* YOUR GOAL *
Beginning at the line containing "Type out the text in this image.", output every line to the end of the data below exactly as it appears.

Dataset entries
_____

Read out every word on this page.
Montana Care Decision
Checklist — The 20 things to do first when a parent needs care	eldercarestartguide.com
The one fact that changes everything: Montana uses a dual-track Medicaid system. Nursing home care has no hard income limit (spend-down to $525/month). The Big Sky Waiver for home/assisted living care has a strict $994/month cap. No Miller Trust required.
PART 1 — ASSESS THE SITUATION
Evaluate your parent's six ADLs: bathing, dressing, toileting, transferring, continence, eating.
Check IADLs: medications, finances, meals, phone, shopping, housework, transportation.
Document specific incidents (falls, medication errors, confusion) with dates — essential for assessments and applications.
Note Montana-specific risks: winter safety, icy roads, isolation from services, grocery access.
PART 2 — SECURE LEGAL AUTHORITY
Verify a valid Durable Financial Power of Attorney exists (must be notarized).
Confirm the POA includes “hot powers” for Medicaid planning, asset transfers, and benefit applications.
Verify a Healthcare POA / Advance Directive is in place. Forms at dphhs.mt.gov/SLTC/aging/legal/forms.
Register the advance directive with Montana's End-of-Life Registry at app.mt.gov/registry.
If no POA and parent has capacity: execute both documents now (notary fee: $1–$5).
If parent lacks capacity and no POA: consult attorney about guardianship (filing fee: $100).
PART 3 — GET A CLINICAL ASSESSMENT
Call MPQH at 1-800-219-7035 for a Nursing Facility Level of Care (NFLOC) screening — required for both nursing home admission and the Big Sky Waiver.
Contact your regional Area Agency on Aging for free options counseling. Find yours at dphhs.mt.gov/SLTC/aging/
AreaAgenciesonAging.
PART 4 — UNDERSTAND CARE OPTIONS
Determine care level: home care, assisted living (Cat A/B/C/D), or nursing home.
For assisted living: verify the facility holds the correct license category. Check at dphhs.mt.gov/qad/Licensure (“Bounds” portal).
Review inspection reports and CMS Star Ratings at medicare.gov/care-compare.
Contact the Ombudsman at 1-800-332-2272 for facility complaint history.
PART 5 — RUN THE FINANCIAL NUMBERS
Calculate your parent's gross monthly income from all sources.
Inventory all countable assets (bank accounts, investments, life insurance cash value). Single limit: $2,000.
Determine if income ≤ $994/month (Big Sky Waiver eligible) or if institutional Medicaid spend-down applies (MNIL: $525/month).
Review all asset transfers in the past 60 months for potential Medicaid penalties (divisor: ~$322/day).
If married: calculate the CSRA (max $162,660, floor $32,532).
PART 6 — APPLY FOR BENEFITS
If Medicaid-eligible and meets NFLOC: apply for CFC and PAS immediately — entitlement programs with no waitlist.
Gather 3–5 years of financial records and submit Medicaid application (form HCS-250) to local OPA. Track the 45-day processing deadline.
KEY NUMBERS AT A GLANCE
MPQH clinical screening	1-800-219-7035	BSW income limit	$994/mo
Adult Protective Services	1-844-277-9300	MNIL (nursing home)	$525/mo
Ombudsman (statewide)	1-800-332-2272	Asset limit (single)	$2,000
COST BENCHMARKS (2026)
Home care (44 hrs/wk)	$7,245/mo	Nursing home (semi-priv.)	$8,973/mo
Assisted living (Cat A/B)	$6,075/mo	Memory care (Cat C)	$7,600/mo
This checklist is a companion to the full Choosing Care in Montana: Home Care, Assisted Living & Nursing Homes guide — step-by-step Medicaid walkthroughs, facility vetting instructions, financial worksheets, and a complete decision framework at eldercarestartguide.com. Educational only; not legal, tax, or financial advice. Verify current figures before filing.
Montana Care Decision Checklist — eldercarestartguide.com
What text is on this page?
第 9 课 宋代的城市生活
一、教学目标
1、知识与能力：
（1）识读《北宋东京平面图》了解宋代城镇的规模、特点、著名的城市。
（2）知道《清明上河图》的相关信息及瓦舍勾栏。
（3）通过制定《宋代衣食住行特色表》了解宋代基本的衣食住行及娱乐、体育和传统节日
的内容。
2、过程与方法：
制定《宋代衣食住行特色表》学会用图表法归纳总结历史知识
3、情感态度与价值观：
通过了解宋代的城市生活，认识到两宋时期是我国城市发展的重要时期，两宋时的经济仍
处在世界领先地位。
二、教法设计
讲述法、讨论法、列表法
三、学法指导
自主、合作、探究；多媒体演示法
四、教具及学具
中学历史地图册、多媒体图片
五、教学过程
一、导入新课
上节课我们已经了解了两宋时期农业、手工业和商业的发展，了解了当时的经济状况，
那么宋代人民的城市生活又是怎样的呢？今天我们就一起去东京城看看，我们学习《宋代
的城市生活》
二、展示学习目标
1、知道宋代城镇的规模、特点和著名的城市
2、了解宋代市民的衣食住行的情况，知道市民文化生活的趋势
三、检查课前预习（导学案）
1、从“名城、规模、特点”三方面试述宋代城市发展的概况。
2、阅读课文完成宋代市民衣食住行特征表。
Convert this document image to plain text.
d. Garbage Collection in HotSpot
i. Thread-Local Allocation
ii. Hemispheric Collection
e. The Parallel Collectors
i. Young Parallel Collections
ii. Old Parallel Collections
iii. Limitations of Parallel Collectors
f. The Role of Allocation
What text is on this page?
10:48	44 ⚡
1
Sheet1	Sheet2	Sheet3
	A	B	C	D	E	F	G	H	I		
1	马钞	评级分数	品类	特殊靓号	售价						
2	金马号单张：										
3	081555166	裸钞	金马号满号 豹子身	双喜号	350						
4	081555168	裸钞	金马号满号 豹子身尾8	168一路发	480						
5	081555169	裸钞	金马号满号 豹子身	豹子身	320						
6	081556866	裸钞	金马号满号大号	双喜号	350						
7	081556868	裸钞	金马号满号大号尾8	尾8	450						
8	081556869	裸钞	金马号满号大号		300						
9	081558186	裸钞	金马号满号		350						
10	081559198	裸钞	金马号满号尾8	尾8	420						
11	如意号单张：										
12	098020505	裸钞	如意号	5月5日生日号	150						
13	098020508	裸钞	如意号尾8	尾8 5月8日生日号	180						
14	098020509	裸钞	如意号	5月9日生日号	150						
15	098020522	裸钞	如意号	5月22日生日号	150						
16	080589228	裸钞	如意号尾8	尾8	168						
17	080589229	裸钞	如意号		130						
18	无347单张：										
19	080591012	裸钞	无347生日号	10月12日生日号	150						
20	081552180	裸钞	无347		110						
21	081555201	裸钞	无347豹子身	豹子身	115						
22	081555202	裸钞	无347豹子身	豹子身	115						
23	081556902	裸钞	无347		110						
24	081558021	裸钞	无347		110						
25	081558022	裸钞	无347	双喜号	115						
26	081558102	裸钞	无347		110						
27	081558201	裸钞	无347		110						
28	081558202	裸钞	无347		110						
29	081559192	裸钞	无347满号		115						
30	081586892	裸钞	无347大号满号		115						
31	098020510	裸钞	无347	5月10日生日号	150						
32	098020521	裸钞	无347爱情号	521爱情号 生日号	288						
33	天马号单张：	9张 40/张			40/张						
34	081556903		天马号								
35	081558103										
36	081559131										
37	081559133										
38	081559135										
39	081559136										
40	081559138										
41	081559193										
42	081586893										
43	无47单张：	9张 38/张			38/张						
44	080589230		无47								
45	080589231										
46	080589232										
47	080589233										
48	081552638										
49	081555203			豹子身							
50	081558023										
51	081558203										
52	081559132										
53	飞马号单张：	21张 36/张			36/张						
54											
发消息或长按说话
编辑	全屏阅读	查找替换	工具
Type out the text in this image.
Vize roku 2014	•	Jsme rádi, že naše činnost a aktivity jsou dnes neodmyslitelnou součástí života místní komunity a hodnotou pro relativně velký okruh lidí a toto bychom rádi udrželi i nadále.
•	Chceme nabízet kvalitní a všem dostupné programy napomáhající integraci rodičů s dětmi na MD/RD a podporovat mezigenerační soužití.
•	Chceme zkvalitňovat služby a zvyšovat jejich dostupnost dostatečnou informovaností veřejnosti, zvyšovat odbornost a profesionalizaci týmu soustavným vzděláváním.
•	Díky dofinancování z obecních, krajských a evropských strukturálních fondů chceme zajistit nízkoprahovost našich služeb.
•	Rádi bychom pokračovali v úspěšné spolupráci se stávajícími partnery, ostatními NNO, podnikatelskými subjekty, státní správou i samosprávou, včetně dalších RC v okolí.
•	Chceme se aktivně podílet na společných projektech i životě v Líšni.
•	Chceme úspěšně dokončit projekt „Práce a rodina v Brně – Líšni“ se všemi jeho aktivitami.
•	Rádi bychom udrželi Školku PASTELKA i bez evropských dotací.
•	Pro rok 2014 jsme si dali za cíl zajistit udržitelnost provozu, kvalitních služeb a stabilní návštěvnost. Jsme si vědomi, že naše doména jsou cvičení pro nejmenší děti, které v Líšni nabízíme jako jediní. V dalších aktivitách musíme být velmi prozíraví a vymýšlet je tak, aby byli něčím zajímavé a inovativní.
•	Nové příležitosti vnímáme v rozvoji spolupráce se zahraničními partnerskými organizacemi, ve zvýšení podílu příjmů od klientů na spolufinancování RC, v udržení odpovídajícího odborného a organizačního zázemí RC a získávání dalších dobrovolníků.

_____

* EXERCISE SOLUTION *
Type out the text in this image.
Vize roku 2014	•	Jsme rádi, že naše činnost a aktivity jsou dnes neodmyslitelnou součástí života místní komunity a hodnotou pro relativně velký okruh lidí a toto bychom rádi udrželi i nadále.
•	Chceme nabízet kvalitní a všem dostupné programy napomáhající integraci rodičů s dětmi na MD/RD a podporovat mezigenerační soužití.
•	Chceme zkvalitňovat služby a zvyšovat jejich dostupnost dostatečnou informovaností veřejnosti, zvyšovat odbornost a profesionalizaci týmu soustavným vzděláváním.
•	Díky dofinancování z obecních, krajských a evropských strukturálních fondů chceme zajistit nízkoprahovost našich služeb.
•	Rádi bychom pokračovali v úspěšné spolupráci se stávajícími partnery, ostatními NNO, podnikatelskými subjekty, státní správou i samosprávou, včetně dalších RC v okolí.
•	Chceme se aktivně podílet na společných projektech i životě v Líšni.
•	Chceme úspěšně dokončit projekt „Práce a rodina v Brně – Líšni“ se všemi jeho aktivitami.
•	Rádi bychom udrželi Školku PASTELKA i bez evropských dotací.
•	Pro rok 2014 jsme si dali za cíl zajistit udržitelnost provozu, kvalitních služeb a stabilní návštěvnost. Jsme si vědomi, že naše doména jsou cvičení pro nejmenší děti, které v Líšni nabízíme jako jediní. V dalších aktivitách musíme být velmi prozíraví a vymýšlet je tak, aby byli něčím zajímavé a inovativní.
•	Nové příležitosti vnímáme v rozvoji spolupráce se zahraničními partnerskými organizacemi, ve zvýšení podílu příjmů od klientů na spolufinancování RC, v udržení odpovídajícího odborného a organizačního zázemí RC a získávání dalších dobrovolníků.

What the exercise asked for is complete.